---------- EXTRAIT SOURCE

Les politiques et les médias allemands manquent d'éthique et de piété. Au lieu de cela, ils revendiquent le droit à l'universalité avec leur concept de morale.
Zum Abschluss der Reise von @NancyFaeser und @hubertus_heil ein Treffen mit Vitali Klitschko pic.twitter.com/Er49I5SVrH
— Michael Stempfle (@mijoste) July 25, 2022
Une photo a suscité ces jours-ci l’émotion des Allemands sur les réseaux sociaux[1] : lors de leur visite à Kiev, Nancy Faeser, ministre fédérale de l’Intérieur et de la Patrie, et Hubertus Heil, ministre fédéral du Travail et des Affaires sociales, se sont fait montrer la ville dévastée par le maire Vitali Klitschko. La photo montre les hommes politiques avec l’ambassadrice d’Allemagne en Ukraine sur un balcon, tous les quatre tenant des flûtes de champagne à la main. La morale allemande contemporaine ne s’est pas fait attendre: on a parlé de « l’éloignement des socialistes de salon » jusqu’à « la décadence des bellicistes » [2].

--------------------
---------- DONNÉES ENREGISTRÉES

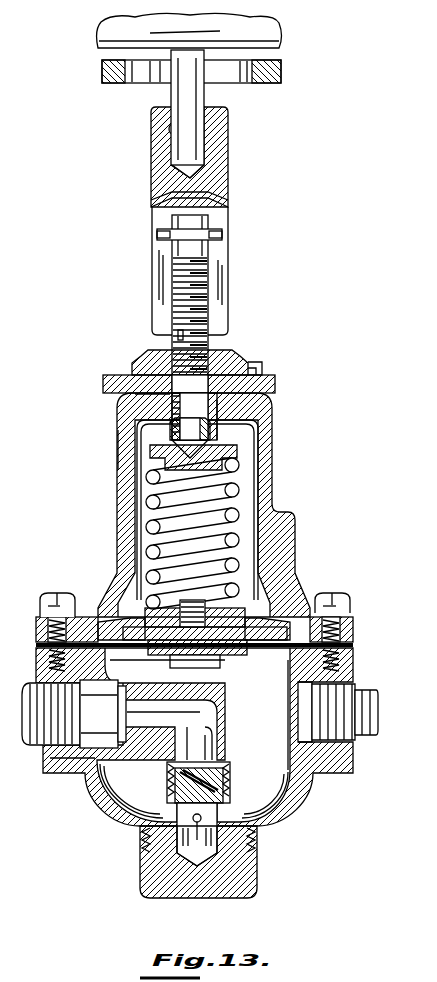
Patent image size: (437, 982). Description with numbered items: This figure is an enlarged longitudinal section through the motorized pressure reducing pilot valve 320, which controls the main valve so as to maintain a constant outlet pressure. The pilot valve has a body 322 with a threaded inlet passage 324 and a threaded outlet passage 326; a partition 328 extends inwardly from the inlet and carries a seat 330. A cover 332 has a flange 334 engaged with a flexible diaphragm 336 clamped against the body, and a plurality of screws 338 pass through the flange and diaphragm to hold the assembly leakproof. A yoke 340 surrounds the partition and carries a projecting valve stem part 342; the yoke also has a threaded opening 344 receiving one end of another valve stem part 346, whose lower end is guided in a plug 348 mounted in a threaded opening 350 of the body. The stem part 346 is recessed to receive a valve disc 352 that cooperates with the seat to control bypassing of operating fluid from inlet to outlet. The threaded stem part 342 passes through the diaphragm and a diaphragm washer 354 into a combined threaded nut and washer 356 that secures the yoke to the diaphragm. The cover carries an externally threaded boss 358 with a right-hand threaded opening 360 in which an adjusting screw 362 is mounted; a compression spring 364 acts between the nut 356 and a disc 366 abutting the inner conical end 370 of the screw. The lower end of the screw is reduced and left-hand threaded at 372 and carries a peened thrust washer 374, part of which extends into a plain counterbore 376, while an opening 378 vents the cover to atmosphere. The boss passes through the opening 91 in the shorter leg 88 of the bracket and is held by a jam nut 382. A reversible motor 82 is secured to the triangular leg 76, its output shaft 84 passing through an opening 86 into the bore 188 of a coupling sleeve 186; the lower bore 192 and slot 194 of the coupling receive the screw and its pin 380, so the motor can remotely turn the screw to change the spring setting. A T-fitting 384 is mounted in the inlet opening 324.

--------------------

* [CONSIGNE]
Poursuivez l'article sur la photo des ministres allemands à Kiev, en reprenant juste après sa dernière phrase. Les lignes n'ont aucun lien avec l'article.

* [RÉPONSE RÉDIGÉE]
L’Allemagne ne fait donc pas seulement la guerre à la Russie avec ses petits poings[3], mais aussi avec sa morale contemporaine et ses flûtes de champagne. Ses dirigeants – comme ceux d’autres pays « occidentaux » – deviennent les figurants d’une mise en scène décidée outre-Atlantique. Une photo, quelques cris moralisateurs – ensuite, on passe à l’ordre du jour. On ne pose plus de questions. Cela aussi fait partie de la mise en scène.
En tant que membre de la communauté culturelle et linguistique allemande, je pense que les politiques et les médias manquent d’éthique et de piété. C’est – avec de nombreuses autres causes – l’une des raisons de la culpabilité de l’Occident dans la guerre en Ukraine.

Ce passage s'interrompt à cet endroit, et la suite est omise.